- _WHAT YOU NEED TO DO_
Please list every subject of the stories that the text about meeting David Drake says he told.

- _TEXT_
— Begin —
What if he didn’t like me?
Then we were placed on the same panel at a convention and Dave and I finally met. It was pretty anticlimactic. During the course of the panel, he mentioned that The Heretic was coming out and that “I put my name on it. I didn’t have to put my name on it. I have that written into the contract. So if I put my name on it, that means I approved of it. Very much.” After the panel, Dave had to leave immediately for home, and I didn’t get a chance to talk to him further.
When the book came out, we had a signing at a bookstore in Raleigh, North Carolina. Before the signing, we finally arranged to have dinner together. I brought my wife Rika; he brought his wife Jo.
It went well.
I had just read his novel Redliners, and we talked about that. I hadn’t known it, but the novel was one of Dave’s particular favorites among his books.
Since we live relatively near one another in North Carolina, I invited Dave to be on the podcast I host, the Baen Free Radio Hour, several times. Often we would get a meal afterward.
I didn’t for a minute believe I knew David Drake. Still don’t. But I was becoming familiar with him. To my surprise, I didn’t find him particularly prickly. What I did find was that he was a reservoir of great stories—and that he was a brilliant raconteur.
There were stories about his early years, his tour in Vietnam, his law school days, his decision to transition to writing full-time, and the early days of Baen Books, where most of Dave’s books have been published. There were stories of his friendship with author Manley Wade Wellman, whose Silver John Appalachian fantasy stories I have admired since I’d read them as a teenager.
Did I know that he was Wellman’s literary executor?
I did not.
Did I know he had written a novel as homage to Wellman and his influence?
Nope. But I really wanted to read it.
So I delved into the Baen archives and pulled Old Nathan from the shelf.
I loved it. It quickly became my favorite Drake book of all.
So when Mark Van Name asked me to write something for this collection, the first thing that popped into my head was to write an Old Nathan homage.
An homage is not a pastiche. Dave had not copied Manly Wade Wellman when writing Old Nathan, and I could not and would not attempt to copy Dave. An author should not presume that he can copy someone who is very good, in any case. So I got to thinking about the characters, and the part of the Appalachians that I know best: the area where I grew up in Northeast Alabama. Ideas started to trickle in. But not yet a story.
— End —
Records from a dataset
— Begin —
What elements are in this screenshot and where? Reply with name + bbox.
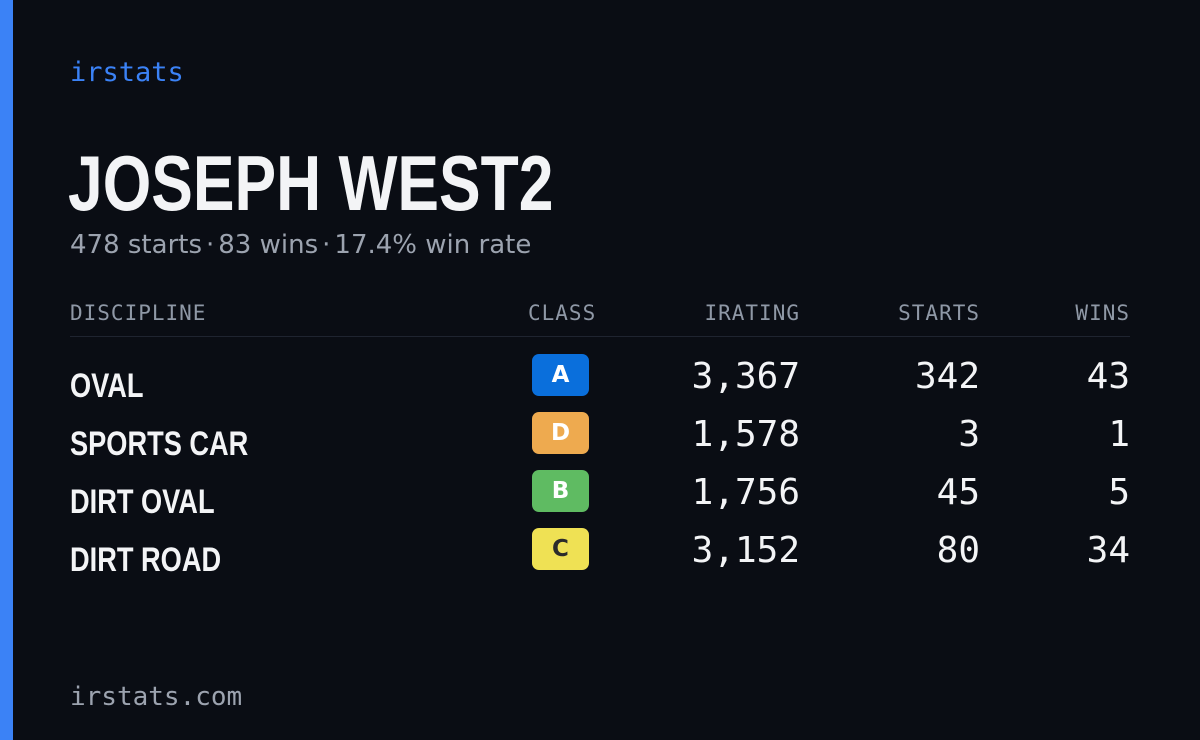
table-row: SPORTS CAR D 1,578 3 1 xyxy=(70,412,1130,470)
starts-value: 342 xyxy=(914,356,980,397)
discipline-name: OVAL xyxy=(70,367,144,405)
wins-value: 5 xyxy=(1108,472,1130,513)
player-name: JOSEPH WEST2 xyxy=(68,139,554,227)
summary-win-rate: 17.4% win rate xyxy=(334,230,532,260)
discipline-name: SPORTS CAR xyxy=(70,425,249,463)
summary-separator: · xyxy=(206,230,215,260)
header-class: CLASS xyxy=(528,301,597,325)
irating-value: 1,578 xyxy=(691,414,800,455)
class-badge: D xyxy=(532,412,589,454)
starts-value: 80 xyxy=(936,530,980,571)
irating-value: 3,367 xyxy=(691,356,800,397)
starts-value: 45 xyxy=(936,472,980,513)
header-wins: WINS xyxy=(1075,301,1130,325)
table-row: DIRT ROAD C 3,152 80 34 xyxy=(70,528,1130,586)
accent-bar xyxy=(0,0,13,740)
discipline-name: DIRT OVAL xyxy=(70,483,215,521)
player-summary: 478 starts · 83 wins · 17.4% win rate xyxy=(70,228,531,262)
header-irating: IRATING xyxy=(704,301,800,325)
table-header: DISCIPLINE CLASS IRATING STARTS WINS xyxy=(70,300,1130,337)
summary-separator: · xyxy=(322,230,331,260)
summary-wins: 83 wins xyxy=(218,230,319,260)
header-discipline: DISCIPLINE xyxy=(70,301,207,325)
header-starts: STARTS xyxy=(898,301,980,325)
brand-logo[interactable]: irstats xyxy=(70,57,184,88)
irating-value: 1,756 xyxy=(691,472,800,513)
table-row: DIRT OVAL B 1,756 45 5 xyxy=(70,470,1130,528)
class-badge: B xyxy=(532,470,589,512)
wins-value: 34 xyxy=(1086,530,1130,571)
class-badge: C xyxy=(532,528,589,570)
irating-value: 3,152 xyxy=(691,530,800,571)
class-badge: A xyxy=(532,354,589,396)
starts-value: 3 xyxy=(958,414,980,455)
wins-value: 1 xyxy=(1108,414,1130,455)
summary-starts: 478 starts xyxy=(70,230,202,260)
discipline-name: DIRT ROAD xyxy=(70,541,222,579)
footer-url[interactable]: irstats.com xyxy=(70,682,243,712)
table-row: OVAL A 3,367 342 43 xyxy=(70,354,1130,412)
wins-value: 43 xyxy=(1086,356,1130,397)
— End —
- _ANSWER TO THE PROBLEM_
- His early years
- His tour in Vietnam
- His law school days
- His decision to transition to writing full-time
- The early days of Baen Books
- His friendship with author Manley Wade Wellman